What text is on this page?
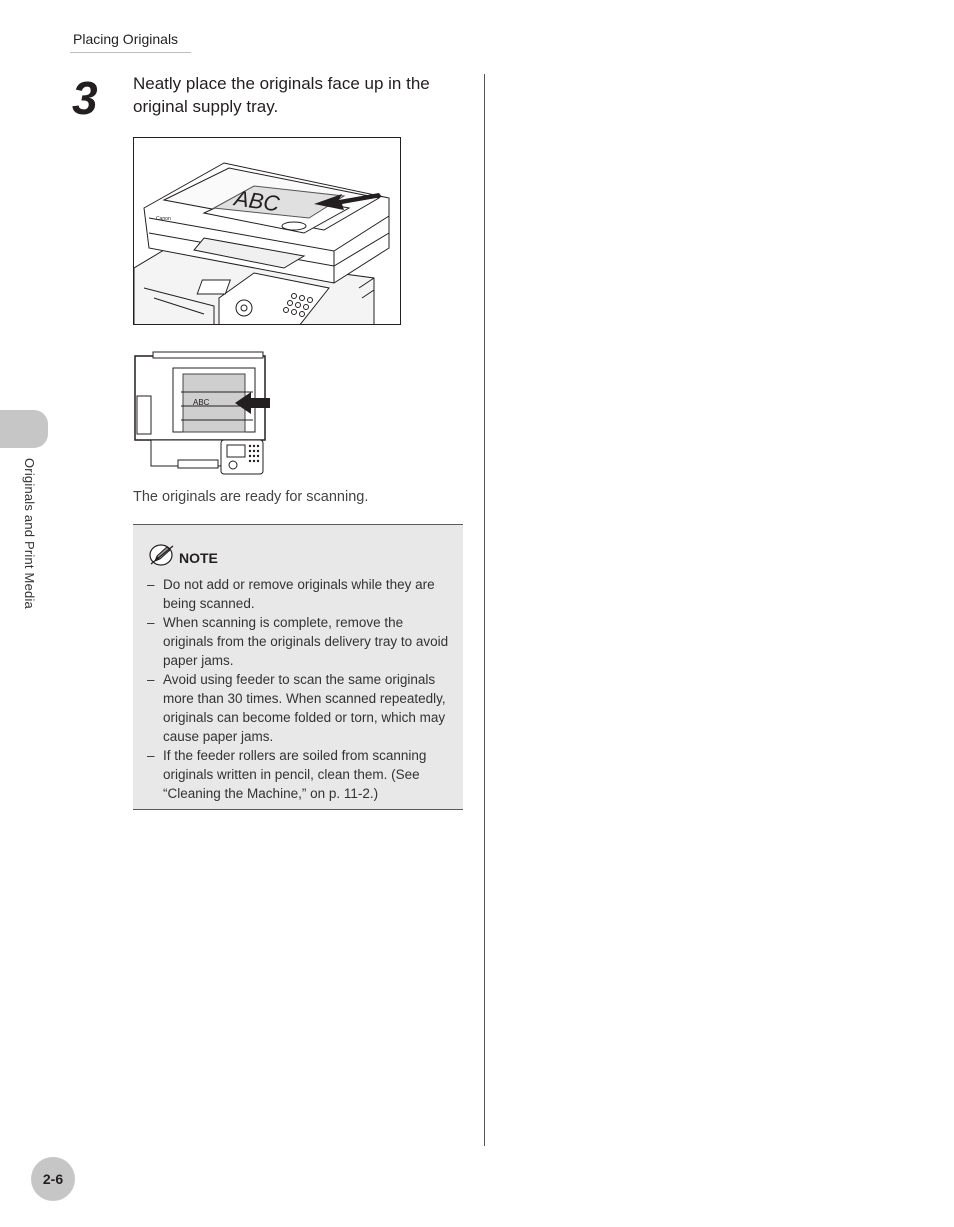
Placing Originals
Originals and Print Media
3 Neatly place the originals face up in the original supply tray.
ABC
Canon
ABC
The originals are ready for scanning.
NOTE
– Do not add or remove originals while they are being scanned.
– When scanning is complete, remove the originals from the originals delivery tray to avoid paper jams.
– Avoid using feeder to scan the same originals more than 30 times. When scanned repeatedly, originals can become folded or torn, which may cause paper jams.
– If the feeder rollers are soiled from scanning originals written in pencil, clean them. (See “Cleaning the Machine,” on p. 11-2.)
2-6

+ + +

Find the lines above that contain the word "paper" and collect them.

– When scanning is complete, remove the originals from the originals delivery tray to avoid paper jams.
– Avoid using feeder to scan the same originals more than 30 times. When scanned repeatedly, originals can become folded or torn, which may cause paper jams.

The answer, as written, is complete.